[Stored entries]
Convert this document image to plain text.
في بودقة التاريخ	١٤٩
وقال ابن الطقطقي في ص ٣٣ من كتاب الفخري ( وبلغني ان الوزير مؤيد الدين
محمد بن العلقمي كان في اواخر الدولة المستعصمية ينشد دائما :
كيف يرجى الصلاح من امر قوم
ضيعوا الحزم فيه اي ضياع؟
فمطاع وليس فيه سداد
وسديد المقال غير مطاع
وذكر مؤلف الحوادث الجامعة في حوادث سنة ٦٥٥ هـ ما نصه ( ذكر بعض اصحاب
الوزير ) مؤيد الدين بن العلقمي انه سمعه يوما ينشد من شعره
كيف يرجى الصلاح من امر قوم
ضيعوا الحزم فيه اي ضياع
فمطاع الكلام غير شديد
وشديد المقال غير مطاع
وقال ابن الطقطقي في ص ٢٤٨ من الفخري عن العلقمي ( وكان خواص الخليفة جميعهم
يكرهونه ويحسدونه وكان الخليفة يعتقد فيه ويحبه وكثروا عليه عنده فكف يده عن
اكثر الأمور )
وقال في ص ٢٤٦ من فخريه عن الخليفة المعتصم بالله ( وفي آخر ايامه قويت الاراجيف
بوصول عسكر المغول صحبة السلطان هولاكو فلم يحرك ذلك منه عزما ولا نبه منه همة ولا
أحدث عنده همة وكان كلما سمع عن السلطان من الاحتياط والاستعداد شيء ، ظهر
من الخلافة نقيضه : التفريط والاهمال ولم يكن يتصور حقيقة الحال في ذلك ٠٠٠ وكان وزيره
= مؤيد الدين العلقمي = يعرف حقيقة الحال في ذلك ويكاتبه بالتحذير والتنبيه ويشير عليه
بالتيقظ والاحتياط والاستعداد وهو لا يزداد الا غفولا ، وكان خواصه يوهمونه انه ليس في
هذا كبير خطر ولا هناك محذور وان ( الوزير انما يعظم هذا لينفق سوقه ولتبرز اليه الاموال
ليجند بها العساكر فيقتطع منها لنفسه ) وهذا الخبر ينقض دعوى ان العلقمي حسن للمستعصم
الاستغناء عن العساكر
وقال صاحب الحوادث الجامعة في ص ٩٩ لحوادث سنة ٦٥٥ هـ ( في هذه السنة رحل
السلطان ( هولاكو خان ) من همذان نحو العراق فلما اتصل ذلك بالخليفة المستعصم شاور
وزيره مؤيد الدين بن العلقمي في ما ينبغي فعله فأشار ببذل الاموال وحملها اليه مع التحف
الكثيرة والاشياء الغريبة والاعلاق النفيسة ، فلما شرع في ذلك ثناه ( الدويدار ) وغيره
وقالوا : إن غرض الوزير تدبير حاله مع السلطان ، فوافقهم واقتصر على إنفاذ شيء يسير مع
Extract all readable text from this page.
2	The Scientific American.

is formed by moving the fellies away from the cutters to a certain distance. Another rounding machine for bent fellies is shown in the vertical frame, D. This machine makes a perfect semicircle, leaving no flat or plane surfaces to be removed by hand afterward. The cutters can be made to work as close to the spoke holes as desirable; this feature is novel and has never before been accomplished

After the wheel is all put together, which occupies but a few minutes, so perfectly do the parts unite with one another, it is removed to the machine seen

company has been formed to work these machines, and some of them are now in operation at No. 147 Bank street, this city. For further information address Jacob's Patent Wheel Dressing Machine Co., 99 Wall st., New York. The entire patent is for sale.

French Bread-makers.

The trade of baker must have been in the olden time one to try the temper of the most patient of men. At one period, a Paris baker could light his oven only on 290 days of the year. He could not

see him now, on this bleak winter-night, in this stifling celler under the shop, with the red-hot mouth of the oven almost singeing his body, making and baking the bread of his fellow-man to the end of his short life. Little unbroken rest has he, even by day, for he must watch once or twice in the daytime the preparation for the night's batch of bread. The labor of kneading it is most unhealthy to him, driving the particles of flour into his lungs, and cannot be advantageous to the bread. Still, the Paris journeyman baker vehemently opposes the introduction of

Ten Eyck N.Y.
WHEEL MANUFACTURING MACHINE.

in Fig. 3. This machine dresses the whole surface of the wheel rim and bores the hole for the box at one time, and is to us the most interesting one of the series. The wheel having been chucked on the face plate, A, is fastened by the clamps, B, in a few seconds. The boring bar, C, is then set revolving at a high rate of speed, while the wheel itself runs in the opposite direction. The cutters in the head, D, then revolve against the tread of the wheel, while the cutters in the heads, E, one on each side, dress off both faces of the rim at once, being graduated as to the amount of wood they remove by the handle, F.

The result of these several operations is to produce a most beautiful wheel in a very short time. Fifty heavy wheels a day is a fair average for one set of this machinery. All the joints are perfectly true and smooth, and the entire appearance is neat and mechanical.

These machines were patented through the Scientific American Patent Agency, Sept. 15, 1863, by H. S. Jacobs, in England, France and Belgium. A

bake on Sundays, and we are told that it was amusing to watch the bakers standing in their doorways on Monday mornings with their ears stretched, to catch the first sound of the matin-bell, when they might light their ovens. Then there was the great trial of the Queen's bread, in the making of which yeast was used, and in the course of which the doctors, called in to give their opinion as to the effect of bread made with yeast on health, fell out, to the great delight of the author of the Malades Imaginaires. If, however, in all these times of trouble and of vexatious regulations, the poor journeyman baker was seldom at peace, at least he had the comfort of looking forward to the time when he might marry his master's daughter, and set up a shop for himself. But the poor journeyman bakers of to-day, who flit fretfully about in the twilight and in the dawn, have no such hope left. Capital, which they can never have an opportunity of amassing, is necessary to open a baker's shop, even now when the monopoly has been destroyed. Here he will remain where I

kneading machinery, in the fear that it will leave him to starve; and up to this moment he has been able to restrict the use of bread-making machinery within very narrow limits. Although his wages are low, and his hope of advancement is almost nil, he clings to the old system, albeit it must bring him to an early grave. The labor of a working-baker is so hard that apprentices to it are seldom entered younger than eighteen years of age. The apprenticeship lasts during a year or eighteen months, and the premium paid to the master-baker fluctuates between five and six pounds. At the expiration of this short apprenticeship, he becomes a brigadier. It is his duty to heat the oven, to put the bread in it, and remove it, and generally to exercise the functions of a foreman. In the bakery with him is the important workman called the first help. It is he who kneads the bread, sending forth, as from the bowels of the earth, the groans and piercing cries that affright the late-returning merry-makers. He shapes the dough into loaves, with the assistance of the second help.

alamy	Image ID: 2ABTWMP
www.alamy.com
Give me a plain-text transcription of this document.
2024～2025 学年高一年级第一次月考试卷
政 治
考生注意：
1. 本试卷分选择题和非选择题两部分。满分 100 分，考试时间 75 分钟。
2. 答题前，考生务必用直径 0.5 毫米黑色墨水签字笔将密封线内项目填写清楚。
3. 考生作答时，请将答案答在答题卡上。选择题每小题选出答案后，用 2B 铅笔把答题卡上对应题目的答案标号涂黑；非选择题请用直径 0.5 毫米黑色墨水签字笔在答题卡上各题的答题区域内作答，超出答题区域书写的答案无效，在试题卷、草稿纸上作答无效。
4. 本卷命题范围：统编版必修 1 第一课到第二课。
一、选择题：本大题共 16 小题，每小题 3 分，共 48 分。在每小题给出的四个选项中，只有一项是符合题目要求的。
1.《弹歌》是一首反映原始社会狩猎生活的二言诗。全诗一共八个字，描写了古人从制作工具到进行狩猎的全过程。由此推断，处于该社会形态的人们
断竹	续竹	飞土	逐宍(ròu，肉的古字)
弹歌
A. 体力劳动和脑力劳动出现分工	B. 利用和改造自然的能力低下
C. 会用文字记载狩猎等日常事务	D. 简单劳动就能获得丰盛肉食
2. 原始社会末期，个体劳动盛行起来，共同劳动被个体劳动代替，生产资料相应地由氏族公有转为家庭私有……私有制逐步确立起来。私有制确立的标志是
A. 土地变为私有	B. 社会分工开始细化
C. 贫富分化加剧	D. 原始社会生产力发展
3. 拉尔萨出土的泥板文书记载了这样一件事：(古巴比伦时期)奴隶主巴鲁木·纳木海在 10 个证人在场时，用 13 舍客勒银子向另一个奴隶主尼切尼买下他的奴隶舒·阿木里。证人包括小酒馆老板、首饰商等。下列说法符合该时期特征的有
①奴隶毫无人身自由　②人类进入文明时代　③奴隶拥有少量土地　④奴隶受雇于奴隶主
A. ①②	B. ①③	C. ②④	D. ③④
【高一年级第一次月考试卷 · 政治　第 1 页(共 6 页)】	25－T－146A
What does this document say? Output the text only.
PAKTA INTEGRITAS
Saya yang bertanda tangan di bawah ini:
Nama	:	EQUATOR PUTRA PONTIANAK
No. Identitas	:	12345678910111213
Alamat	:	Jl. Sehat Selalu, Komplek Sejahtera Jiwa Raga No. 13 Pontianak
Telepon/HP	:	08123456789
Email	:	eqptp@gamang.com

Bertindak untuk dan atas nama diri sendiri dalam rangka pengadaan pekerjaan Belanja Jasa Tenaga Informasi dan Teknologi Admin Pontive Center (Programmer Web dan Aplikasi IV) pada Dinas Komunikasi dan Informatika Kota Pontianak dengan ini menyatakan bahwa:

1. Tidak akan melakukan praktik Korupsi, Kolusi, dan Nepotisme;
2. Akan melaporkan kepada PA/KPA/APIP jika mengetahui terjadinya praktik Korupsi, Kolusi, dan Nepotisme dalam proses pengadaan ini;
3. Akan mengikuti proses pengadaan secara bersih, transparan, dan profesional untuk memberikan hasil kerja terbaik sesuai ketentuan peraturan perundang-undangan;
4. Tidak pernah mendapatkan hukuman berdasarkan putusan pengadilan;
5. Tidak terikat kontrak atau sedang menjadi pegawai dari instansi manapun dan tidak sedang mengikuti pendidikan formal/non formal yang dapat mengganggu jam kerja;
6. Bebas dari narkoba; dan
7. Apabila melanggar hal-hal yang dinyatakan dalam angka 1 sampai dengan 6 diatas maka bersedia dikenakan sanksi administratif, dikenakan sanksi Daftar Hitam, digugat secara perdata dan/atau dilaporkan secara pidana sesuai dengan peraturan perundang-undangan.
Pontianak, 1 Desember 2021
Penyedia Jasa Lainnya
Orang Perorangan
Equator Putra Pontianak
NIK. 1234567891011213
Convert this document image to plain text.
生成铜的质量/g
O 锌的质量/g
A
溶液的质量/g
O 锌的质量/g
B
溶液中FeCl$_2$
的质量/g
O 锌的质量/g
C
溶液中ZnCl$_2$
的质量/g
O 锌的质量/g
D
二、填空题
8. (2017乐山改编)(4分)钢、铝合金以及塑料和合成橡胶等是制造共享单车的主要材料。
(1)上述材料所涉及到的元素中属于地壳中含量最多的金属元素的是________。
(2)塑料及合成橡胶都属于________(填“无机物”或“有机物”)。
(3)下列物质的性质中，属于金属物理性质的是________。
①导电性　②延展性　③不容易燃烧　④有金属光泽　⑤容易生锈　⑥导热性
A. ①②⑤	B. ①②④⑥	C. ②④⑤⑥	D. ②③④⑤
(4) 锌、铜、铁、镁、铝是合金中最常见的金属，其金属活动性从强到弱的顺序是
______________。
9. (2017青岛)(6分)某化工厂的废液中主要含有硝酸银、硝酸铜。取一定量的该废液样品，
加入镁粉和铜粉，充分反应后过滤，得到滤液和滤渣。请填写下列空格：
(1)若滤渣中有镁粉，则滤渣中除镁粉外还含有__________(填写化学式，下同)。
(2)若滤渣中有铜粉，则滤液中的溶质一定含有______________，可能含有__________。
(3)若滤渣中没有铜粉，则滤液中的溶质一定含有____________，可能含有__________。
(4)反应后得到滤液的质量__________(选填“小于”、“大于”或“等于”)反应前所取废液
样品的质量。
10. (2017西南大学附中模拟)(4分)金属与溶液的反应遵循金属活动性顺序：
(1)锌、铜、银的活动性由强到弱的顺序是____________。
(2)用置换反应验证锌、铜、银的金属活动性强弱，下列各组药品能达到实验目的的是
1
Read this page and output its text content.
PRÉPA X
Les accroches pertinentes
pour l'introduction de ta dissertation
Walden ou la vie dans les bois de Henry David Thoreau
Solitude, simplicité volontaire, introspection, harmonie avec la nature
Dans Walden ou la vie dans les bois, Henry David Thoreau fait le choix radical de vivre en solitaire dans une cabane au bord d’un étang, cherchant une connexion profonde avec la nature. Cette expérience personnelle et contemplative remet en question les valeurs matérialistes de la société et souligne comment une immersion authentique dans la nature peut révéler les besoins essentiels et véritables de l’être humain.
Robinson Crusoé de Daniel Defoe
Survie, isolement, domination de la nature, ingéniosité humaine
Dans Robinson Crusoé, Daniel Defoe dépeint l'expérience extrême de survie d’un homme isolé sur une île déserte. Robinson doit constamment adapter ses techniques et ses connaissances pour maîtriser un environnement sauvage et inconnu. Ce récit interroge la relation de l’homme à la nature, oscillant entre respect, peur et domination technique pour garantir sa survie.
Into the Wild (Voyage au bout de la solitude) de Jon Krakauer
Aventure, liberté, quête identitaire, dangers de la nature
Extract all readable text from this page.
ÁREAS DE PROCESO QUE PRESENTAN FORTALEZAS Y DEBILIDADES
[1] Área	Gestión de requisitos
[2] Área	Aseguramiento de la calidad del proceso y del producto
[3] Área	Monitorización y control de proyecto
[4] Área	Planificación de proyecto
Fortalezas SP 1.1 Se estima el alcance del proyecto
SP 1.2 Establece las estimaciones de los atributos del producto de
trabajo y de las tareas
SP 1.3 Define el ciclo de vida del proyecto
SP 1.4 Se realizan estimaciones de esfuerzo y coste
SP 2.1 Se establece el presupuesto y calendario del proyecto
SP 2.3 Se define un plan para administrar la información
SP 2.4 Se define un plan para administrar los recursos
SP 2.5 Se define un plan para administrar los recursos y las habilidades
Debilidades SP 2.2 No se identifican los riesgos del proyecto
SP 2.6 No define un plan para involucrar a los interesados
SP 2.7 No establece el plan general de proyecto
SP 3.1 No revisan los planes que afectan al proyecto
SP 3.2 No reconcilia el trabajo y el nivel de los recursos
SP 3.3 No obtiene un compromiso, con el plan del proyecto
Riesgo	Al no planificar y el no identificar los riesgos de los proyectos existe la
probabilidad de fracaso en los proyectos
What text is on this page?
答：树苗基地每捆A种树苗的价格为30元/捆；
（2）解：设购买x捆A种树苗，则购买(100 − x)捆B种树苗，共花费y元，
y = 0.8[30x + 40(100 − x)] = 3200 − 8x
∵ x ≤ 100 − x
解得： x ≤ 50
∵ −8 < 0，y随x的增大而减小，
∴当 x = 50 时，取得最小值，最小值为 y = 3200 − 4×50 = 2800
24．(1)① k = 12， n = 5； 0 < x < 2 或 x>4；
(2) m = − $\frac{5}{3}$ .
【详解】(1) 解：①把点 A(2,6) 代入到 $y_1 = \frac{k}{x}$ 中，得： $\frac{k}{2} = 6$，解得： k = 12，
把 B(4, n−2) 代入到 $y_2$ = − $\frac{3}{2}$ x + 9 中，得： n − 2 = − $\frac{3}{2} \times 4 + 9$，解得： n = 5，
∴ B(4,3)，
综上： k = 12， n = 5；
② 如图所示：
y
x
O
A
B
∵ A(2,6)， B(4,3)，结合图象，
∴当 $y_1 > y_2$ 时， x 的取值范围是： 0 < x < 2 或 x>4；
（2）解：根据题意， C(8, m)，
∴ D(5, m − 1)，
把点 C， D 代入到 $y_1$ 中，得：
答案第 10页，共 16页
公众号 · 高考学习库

## [Instruction]
Find the word "praktik" in the data and copy out each line where it turns up.

## [Response to this task]
1. Tidak akan melakukan praktik Korupsi, Kolusi, dan Nepotisme;
2. Akan melaporkan kepada PA/KPA/APIP jika mengetahui terjadinya praktik Korupsi, Kolusi, dan Nepotisme dalam proses pengadaan ini;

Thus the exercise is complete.